- _Exercise task_
The entries that follow should be written out exactly.

- _Exercise inputs_
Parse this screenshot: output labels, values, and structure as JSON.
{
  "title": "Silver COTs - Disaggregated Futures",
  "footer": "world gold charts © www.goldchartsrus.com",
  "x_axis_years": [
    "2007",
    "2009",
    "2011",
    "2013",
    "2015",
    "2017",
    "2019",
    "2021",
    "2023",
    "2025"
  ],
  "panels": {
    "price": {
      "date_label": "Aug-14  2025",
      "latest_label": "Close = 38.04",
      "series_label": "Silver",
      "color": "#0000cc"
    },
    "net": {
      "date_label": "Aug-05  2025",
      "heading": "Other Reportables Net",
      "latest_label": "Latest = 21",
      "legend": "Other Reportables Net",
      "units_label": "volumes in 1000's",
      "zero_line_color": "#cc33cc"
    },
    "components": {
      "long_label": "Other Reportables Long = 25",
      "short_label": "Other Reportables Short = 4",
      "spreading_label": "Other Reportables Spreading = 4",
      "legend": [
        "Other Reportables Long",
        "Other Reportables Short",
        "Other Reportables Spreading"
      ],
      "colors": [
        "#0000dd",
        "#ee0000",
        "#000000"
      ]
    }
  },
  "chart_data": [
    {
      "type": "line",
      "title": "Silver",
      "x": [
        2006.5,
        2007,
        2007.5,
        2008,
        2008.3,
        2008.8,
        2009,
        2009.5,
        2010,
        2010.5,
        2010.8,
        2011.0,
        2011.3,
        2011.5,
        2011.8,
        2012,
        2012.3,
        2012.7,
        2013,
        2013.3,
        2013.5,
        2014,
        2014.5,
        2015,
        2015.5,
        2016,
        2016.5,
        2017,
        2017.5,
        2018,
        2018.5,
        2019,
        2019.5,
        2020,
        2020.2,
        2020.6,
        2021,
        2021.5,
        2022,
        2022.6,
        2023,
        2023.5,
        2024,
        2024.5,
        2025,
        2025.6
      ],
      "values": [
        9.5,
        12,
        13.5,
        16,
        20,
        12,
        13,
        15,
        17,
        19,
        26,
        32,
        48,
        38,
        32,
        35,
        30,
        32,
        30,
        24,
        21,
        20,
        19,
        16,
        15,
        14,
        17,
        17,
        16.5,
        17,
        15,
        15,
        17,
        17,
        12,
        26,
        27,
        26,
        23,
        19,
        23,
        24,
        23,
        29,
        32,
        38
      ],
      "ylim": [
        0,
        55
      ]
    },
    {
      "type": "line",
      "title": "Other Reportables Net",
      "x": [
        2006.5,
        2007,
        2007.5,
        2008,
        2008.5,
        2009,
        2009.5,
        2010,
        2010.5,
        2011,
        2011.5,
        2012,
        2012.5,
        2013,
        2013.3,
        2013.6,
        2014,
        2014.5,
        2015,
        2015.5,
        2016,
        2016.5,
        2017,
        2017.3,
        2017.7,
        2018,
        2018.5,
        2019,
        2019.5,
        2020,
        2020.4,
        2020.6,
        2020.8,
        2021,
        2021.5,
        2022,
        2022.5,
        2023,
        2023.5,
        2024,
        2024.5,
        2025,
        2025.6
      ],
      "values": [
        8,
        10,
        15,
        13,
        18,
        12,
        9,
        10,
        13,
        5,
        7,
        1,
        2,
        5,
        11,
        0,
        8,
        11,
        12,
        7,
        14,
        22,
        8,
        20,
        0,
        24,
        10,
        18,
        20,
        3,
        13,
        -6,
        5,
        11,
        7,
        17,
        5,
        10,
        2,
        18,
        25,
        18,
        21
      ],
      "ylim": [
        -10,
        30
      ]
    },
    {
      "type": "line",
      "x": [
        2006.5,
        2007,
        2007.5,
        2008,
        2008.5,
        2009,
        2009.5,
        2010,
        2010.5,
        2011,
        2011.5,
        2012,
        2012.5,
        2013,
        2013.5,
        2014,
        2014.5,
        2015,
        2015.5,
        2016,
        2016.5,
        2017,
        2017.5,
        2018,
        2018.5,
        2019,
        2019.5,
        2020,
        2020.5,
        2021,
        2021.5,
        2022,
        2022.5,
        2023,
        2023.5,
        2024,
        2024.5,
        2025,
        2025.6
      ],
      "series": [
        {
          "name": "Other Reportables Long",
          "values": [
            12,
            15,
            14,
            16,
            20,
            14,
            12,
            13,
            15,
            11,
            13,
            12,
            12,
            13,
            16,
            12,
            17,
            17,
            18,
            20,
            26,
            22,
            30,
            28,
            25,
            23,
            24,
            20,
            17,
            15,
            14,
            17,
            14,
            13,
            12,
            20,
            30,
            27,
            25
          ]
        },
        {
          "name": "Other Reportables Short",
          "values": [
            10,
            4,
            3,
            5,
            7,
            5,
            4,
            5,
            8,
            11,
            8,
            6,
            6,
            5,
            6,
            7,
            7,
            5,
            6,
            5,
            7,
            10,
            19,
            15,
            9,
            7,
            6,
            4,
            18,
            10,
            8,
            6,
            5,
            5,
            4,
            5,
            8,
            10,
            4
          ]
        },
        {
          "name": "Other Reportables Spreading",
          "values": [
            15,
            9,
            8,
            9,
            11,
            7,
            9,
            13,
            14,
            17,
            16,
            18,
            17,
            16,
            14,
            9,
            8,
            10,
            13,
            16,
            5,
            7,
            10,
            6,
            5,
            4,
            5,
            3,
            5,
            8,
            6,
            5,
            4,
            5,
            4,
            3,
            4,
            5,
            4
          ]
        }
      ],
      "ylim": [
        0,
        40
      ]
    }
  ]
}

- _Output_
Parse this screenshot: output labels, values, and structure as JSON.
{
  "title": "Silver COTs - Disaggregated Futures",
  "footer": "world gold charts © www.goldchartsrus.com",
  "x_axis_years": [
    "2007",
    "2009",
    "2011",
    "2013",
    "2015",
    "2017",
    "2019",
    "2021",
    "2023",
    "2025"
  ],
  "panels": {
    "price": {
      "date_label": "Aug-14  2025",
      "latest_label": "Close = 38.04",
      "series_label": "Silver",
      "color": "#0000cc"
    },
    "net": {
      "date_label": "Aug-05  2025",
      "heading": "Other Reportables Net",
      "latest_label": "Latest = 21",
      "legend": "Other Reportables Net",
      "units_label": "volumes in 1000's",
      "zero_line_color": "#cc33cc"
    },
    "components": {
      "long_label": "Other Reportables Long = 25",
      "short_label": "Other Reportables Short = 4",
      "spreading_label": "Other Reportables Spreading = 4",
      "legend": [
        "Other Reportables Long",
        "Other Reportables Short",
        "Other Reportables Spreading"
      ],
      "colors": [
        "#0000dd",
        "#ee0000",
        "#000000"
      ]
    }
  },
  "chart_data": [
    {
      "type": "line",
      "title": "Silver",
      "x": [
        2006.5,
        2007,
        2007.5,
        2008,
        2008.3,
        2008.8,
        2009,
        2009.5,
        2010,
        2010.5,
        2010.8,
        2011.0,
        2011.3,
        2011.5,
        2011.8,
        2012,
        2012.3,
        2012.7,
        2013,
        2013.3,
        2013.5,
        2014,
        2014.5,
        2015,
        2015.5,
        2016,
        2016.5,
        2017,
        2017.5,
        2018,
        2018.5,
        2019,
        2019.5,
        2020,
        2020.2,
        2020.6,
        2021,
        2021.5,
        2022,
        2022.6,
        2023,
        2023.5,
        2024,
        2024.5,
        2025,
        2025.6
      ],
      "values": [
        9.5,
        12,
        13.5,
        16,
        20,
        12,
        13,
        15,
        17,
        19,
        26,
        32,
        48,
        38,
        32,
        35,
        30,
        32,
        30,
        24,
        21,
        20,
        19,
        16,
        15,
        14,
        17,
        17,
        16.5,
        17,
        15,
        15,
        17,
        17,
        12,
        26,
        27,
        26,
        23,
        19,
        23,
        24,
        23,
        29,
        32,
        38
      ],
      "ylim": [
        0,
        55
      ]
    },
    {
      "type": "line",
      "title": "Other Reportables Net",
      "x": [
        2006.5,
        2007,
        2007.5,
        2008,
        2008.5,
        2009,
        2009.5,
        2010,
        2010.5,
        2011,
        2011.5,
        2012,
        2012.5,
        2013,
        2013.3,
        2013.6,
        2014,
        2014.5,
        2015,
        2015.5,
        2016,
        2016.5,
        2017,
        2017.3,
        2017.7,
        2018,
        2018.5,
        2019,
        2019.5,
        2020,
        2020.4,
        2020.6,
        2020.8,
        2021,
        2021.5,
        2022,
        2022.5,
        2023,
        2023.5,
        2024,
        2024.5,
        2025,
        2025.6
      ],
      "values": [
        8,
        10,
        15,
        13,
        18,
        12,
        9,
        10,
        13,
        5,
        7,
        1,
        2,
        5,
        11,
        0,
        8,
        11,
        12,
        7,
        14,
        22,
        8,
        20,
        0,
        24,
        10,
        18,
        20,
        3,
        13,
        -6,
        5,
        11,
        7,
        17,
        5,
        10,
        2,
        18,
        25,
        18,
        21
      ],
      "ylim": [
        -10,
        30
      ]
    },
    {
      "type": "line",
      "x": [
        2006.5,
        2007,
        2007.5,
        2008,
        2008.5,
        2009,
        2009.5,
        2010,
        2010.5,
        2011,
        2011.5,
        2012,
        2012.5,
        2013,
        2013.5,
        2014,
        2014.5,
        2015,
        2015.5,
        2016,
        2016.5,
        2017,
        2017.5,
        2018,
        2018.5,
        2019,
        2019.5,
        2020,
        2020.5,
        2021,
        2021.5,
        2022,
        2022.5,
        2023,
        2023.5,
        2024,
        2024.5,
        2025,
        2025.6
      ],
      "series": [
        {
          "name": "Other Reportables Long",
          "values": [
            12,
            15,
            14,
            16,
            20,
            14,
            12,
            13,
            15,
            11,
            13,
            12,
            12,
            13,
            16,
            12,
            17,
            17,
            18,
            20,
            26,
            22,
            30,
            28,
            25,
            23,
            24,
            20,
            17,
            15,
            14,
            17,
            14,
            13,
            12,
            20,
            30,
            27,
            25
          ]
        },
        {
          "name": "Other Reportables Short",
          "values": [
            10,
            4,
            3,
            5,
            7,
            5,
            4,
            5,
            8,
            11,
            8,
            6,
            6,
            5,
            6,
            7,
            7,
            5,
            6,
            5,
            7,
            10,
            19,
            15,
            9,
            7,
            6,
            4,
            18,
            10,
            8,
            6,
            5,
            5,
            4,
            5,
            8,
            10,
            4
          ]
        },
        {
          "name": "Other Reportables Spreading",
          "values": [
            15,
            9,
            8,
            9,
            11,
            7,
            9,
            13,
            14,
            17,
            16,
            18,
            17,
            16,
            14,
            9,
            8,
            10,
            13,
            16,
            5,
            7,
            10,
            6,
            5,
            4,
            5,
            3,
            5,
            8,
            6,
            5,
            4,
            5,
            4,
            3,
            4,
            5,
            4
          ]
        }
      ],
      "ylim": [
        0,
        40
      ]
    }
  ]
}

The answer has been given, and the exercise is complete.